• _Exercise requirements_: Edit the records so that every occurrence of "layer-mask-thumbnail" becomes "layer-mask-preview", and leave all other text unchanged. Leave out the pictures when you reproduce the records.

• _Given records_:
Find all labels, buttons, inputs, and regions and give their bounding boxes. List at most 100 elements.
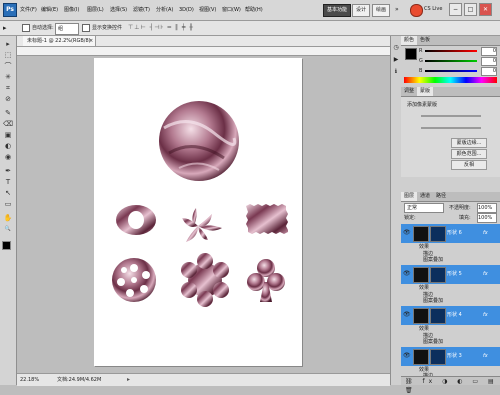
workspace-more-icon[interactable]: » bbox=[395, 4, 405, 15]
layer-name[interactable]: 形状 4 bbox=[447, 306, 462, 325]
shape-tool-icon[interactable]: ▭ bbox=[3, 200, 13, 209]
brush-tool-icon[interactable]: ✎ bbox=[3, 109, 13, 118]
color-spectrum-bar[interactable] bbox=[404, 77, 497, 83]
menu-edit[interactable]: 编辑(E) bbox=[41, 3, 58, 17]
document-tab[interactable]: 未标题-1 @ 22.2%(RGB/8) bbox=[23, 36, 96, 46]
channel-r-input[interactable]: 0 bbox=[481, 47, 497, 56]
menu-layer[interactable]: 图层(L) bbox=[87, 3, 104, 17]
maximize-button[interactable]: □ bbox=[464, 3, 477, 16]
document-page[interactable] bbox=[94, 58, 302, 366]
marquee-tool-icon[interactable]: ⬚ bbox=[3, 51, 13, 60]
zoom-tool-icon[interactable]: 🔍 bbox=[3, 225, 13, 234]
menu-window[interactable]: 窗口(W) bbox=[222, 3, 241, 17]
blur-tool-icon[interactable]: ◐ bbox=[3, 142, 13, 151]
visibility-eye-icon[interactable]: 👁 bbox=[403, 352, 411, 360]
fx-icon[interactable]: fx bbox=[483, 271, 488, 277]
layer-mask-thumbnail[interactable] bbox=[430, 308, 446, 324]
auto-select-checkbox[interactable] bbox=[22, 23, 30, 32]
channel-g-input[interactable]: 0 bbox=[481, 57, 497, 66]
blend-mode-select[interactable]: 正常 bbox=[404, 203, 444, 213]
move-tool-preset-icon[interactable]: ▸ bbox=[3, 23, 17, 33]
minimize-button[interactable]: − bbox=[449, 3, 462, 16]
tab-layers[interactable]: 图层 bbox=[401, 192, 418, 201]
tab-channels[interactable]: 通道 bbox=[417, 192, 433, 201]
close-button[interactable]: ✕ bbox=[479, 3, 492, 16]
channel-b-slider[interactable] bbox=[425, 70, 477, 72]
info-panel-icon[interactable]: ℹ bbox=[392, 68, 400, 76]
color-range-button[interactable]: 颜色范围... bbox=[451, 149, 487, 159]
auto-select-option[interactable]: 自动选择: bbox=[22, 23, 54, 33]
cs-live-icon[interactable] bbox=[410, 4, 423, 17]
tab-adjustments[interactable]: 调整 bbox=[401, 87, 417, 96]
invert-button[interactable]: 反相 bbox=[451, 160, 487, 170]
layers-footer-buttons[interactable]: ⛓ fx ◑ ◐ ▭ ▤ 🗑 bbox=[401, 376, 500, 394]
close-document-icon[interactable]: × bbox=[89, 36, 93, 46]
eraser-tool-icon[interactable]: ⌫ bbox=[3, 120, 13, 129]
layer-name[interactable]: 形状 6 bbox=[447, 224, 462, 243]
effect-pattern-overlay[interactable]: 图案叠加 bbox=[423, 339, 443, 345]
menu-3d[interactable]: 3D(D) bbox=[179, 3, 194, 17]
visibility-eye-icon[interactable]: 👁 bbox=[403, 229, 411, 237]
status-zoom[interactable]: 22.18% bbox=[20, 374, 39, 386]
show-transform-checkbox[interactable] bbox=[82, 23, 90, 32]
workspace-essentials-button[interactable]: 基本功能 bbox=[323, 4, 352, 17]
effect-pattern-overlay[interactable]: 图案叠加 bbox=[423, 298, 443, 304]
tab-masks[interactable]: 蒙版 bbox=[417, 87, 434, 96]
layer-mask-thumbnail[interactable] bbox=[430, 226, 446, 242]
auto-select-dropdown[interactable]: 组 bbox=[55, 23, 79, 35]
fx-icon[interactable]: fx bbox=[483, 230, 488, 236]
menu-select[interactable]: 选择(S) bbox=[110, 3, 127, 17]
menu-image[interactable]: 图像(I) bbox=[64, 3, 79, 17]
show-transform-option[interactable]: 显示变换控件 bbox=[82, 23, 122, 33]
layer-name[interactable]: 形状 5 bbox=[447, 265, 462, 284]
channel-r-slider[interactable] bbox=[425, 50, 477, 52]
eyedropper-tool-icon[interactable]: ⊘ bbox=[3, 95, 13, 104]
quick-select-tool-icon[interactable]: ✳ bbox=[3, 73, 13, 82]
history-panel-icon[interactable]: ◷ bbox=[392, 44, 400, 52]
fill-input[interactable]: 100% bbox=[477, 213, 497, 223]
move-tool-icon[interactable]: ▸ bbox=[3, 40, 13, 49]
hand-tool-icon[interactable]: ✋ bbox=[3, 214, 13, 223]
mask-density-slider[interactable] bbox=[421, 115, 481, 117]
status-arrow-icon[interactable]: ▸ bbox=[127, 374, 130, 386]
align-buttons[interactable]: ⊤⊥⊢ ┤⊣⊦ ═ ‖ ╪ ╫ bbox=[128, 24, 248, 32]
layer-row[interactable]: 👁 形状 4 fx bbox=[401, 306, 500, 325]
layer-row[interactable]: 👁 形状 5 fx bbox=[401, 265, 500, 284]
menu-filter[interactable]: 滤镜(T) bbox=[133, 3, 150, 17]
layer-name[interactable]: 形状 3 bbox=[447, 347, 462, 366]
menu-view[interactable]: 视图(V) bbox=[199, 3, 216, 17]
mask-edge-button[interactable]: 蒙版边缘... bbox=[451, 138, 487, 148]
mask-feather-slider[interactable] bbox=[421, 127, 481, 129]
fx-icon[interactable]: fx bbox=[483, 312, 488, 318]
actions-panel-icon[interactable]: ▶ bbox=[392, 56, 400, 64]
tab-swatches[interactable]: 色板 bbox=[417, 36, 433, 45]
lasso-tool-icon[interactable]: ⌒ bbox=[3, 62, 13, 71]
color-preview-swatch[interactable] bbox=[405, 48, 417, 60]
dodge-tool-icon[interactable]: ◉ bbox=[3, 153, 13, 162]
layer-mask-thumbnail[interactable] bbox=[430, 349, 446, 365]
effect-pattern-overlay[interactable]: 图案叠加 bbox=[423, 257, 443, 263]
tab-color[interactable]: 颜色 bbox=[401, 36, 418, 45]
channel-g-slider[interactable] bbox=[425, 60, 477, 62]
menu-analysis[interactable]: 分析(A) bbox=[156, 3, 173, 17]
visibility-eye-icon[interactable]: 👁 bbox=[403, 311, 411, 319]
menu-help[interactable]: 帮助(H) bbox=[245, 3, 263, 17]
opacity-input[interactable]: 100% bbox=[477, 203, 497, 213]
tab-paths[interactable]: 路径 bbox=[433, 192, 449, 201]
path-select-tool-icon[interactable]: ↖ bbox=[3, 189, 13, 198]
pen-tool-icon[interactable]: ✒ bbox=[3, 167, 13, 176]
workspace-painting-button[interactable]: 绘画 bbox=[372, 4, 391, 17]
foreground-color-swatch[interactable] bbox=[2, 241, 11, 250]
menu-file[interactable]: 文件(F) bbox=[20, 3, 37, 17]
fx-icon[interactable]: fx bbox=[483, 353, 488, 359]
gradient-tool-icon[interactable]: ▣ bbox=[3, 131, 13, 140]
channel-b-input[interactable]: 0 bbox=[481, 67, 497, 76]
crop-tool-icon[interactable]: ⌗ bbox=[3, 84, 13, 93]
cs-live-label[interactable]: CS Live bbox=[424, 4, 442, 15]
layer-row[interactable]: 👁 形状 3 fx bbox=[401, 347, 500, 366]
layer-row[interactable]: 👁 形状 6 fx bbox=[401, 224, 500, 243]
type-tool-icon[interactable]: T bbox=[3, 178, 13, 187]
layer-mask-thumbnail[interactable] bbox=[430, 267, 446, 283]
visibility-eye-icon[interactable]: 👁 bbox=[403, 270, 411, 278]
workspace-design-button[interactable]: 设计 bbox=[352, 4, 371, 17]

• _Solution to this exercise_:
Find all labels, buttons, inputs, and regions and give their bounding boxes. List at most 100 elements.
workspace-more-icon[interactable]: » bbox=[395, 4, 405, 15]
layer-name[interactable]: 形状 4 bbox=[447, 306, 462, 325]
shape-tool-icon[interactable]: ▭ bbox=[3, 200, 13, 209]
brush-tool-icon[interactable]: ✎ bbox=[3, 109, 13, 118]
color-spectrum-bar[interactable] bbox=[404, 77, 497, 83]
menu-edit[interactable]: 编辑(E) bbox=[41, 3, 58, 17]
document-tab[interactable]: 未标题-1 @ 22.2%(RGB/8) bbox=[23, 36, 96, 46]
channel-r-input[interactable]: 0 bbox=[481, 47, 497, 56]
menu-layer[interactable]: 图层(L) bbox=[87, 3, 104, 17]
maximize-button[interactable]: □ bbox=[464, 3, 477, 16]
document-page[interactable] bbox=[94, 58, 302, 366]
marquee-tool-icon[interactable]: ⬚ bbox=[3, 51, 13, 60]
zoom-tool-icon[interactable]: 🔍 bbox=[3, 225, 13, 234]
menu-window[interactable]: 窗口(W) bbox=[222, 3, 241, 17]
blur-tool-icon[interactable]: ◐ bbox=[3, 142, 13, 151]
visibility-eye-icon[interactable]: 👁 bbox=[403, 352, 411, 360]
fx-icon[interactable]: fx bbox=[483, 271, 488, 277]
layer-mask-preview[interactable] bbox=[430, 308, 446, 324]
auto-select-checkbox[interactable] bbox=[22, 23, 30, 32]
channel-g-input[interactable]: 0 bbox=[481, 57, 497, 66]
blend-mode-select[interactable]: 正常 bbox=[404, 203, 444, 213]
move-tool-preset-icon[interactable]: ▸ bbox=[3, 23, 17, 33]
minimize-button[interactable]: − bbox=[449, 3, 462, 16]
tab-layers[interactable]: 图层 bbox=[401, 192, 418, 201]
tab-channels[interactable]: 通道 bbox=[417, 192, 433, 201]
close-button[interactable]: ✕ bbox=[479, 3, 492, 16]
channel-b-slider[interactable] bbox=[425, 70, 477, 72]
info-panel-icon[interactable]: ℹ bbox=[392, 68, 400, 76]
color-range-button[interactable]: 颜色范围... bbox=[451, 149, 487, 159]
auto-select-option[interactable]: 自动选择: bbox=[22, 23, 54, 33]
cs-live-icon[interactable] bbox=[410, 4, 423, 17]
tab-adjustments[interactable]: 调整 bbox=[401, 87, 417, 96]
invert-button[interactable]: 反相 bbox=[451, 160, 487, 170]
layers-footer-buttons[interactable]: ⛓ fx ◑ ◐ ▭ ▤ 🗑 bbox=[401, 376, 500, 394]
close-document-icon[interactable]: × bbox=[89, 36, 93, 46]
eraser-tool-icon[interactable]: ⌫ bbox=[3, 120, 13, 129]
layer-name[interactable]: 形状 6 bbox=[447, 224, 462, 243]
effect-pattern-overlay[interactable]: 图案叠加 bbox=[423, 339, 443, 345]
menu-3d[interactable]: 3D(D) bbox=[179, 3, 194, 17]
visibility-eye-icon[interactable]: 👁 bbox=[403, 229, 411, 237]
status-zoom[interactable]: 22.18% bbox=[20, 374, 39, 386]
show-transform-checkbox[interactable] bbox=[82, 23, 90, 32]
workspace-essentials-button[interactable]: 基本功能 bbox=[323, 4, 352, 17]
effect-pattern-overlay[interactable]: 图案叠加 bbox=[423, 298, 443, 304]
tab-masks[interactable]: 蒙版 bbox=[417, 87, 434, 96]
layer-mask-preview[interactable] bbox=[430, 226, 446, 242]
auto-select-dropdown[interactable]: 组 bbox=[55, 23, 79, 35]
fx-icon[interactable]: fx bbox=[483, 230, 488, 236]
menu-select[interactable]: 选择(S) bbox=[110, 3, 127, 17]
menu-image[interactable]: 图像(I) bbox=[64, 3, 79, 17]
show-transform-option[interactable]: 显示变换控件 bbox=[82, 23, 122, 33]
layer-name[interactable]: 形状 5 bbox=[447, 265, 462, 284]
channel-r-slider[interactable] bbox=[425, 50, 477, 52]
eyedropper-tool-icon[interactable]: ⊘ bbox=[3, 95, 13, 104]
quick-select-tool-icon[interactable]: ✳ bbox=[3, 73, 13, 82]
history-panel-icon[interactable]: ◷ bbox=[392, 44, 400, 52]
fill-input[interactable]: 100% bbox=[477, 213, 497, 223]
move-tool-icon[interactable]: ▸ bbox=[3, 40, 13, 49]
hand-tool-icon[interactable]: ✋ bbox=[3, 214, 13, 223]
mask-density-slider[interactable] bbox=[421, 115, 481, 117]
status-arrow-icon[interactable]: ▸ bbox=[127, 374, 130, 386]
align-buttons[interactable]: ⊤⊥⊢ ┤⊣⊦ ═ ‖ ╪ ╫ bbox=[128, 24, 248, 32]
layer-row[interactable]: 👁 形状 4 fx bbox=[401, 306, 500, 325]
layer-row[interactable]: 👁 形状 5 fx bbox=[401, 265, 500, 284]
menu-filter[interactable]: 滤镜(T) bbox=[133, 3, 150, 17]
layer-name[interactable]: 形状 3 bbox=[447, 347, 462, 366]
menu-view[interactable]: 视图(V) bbox=[199, 3, 216, 17]
mask-edge-button[interactable]: 蒙版边缘... bbox=[451, 138, 487, 148]
mask-feather-slider[interactable] bbox=[421, 127, 481, 129]
fx-icon[interactable]: fx bbox=[483, 312, 488, 318]
actions-panel-icon[interactable]: ▶ bbox=[392, 56, 400, 64]
tab-swatches[interactable]: 色板 bbox=[417, 36, 433, 45]
lasso-tool-icon[interactable]: ⌒ bbox=[3, 62, 13, 71]
color-preview-swatch[interactable] bbox=[405, 48, 417, 60]
dodge-tool-icon[interactable]: ◉ bbox=[3, 153, 13, 162]
layer-mask-preview[interactable] bbox=[430, 349, 446, 365]
effect-pattern-overlay[interactable]: 图案叠加 bbox=[423, 257, 443, 263]
tab-color[interactable]: 颜色 bbox=[401, 36, 418, 45]
channel-g-slider[interactable] bbox=[425, 60, 477, 62]
menu-analysis[interactable]: 分析(A) bbox=[156, 3, 173, 17]
visibility-eye-icon[interactable]: 👁 bbox=[403, 311, 411, 319]
menu-help[interactable]: 帮助(H) bbox=[245, 3, 263, 17]
opacity-input[interactable]: 100% bbox=[477, 203, 497, 213]
tab-paths[interactable]: 路径 bbox=[433, 192, 449, 201]
path-select-tool-icon[interactable]: ↖ bbox=[3, 189, 13, 198]
pen-tool-icon[interactable]: ✒ bbox=[3, 167, 13, 176]
workspace-painting-button[interactable]: 绘画 bbox=[372, 4, 391, 17]
foreground-color-swatch[interactable] bbox=[2, 241, 11, 250]
menu-file[interactable]: 文件(F) bbox=[20, 3, 37, 17]
fx-icon[interactable]: fx bbox=[483, 353, 488, 359]
gradient-tool-icon[interactable]: ▣ bbox=[3, 131, 13, 140]
channel-b-input[interactable]: 0 bbox=[481, 67, 497, 76]
crop-tool-icon[interactable]: ⌗ bbox=[3, 84, 13, 93]
cs-live-label[interactable]: CS Live bbox=[424, 4, 442, 15]
layer-row[interactable]: 👁 形状 3 fx bbox=[401, 347, 500, 366]
layer-row[interactable]: 👁 形状 6 fx bbox=[401, 224, 500, 243]
type-tool-icon[interactable]: T bbox=[3, 178, 13, 187]
layer-mask-preview[interactable] bbox=[430, 267, 446, 283]
visibility-eye-icon[interactable]: 👁 bbox=[403, 270, 411, 278]
workspace-design-button[interactable]: 设计 bbox=[352, 4, 371, 17]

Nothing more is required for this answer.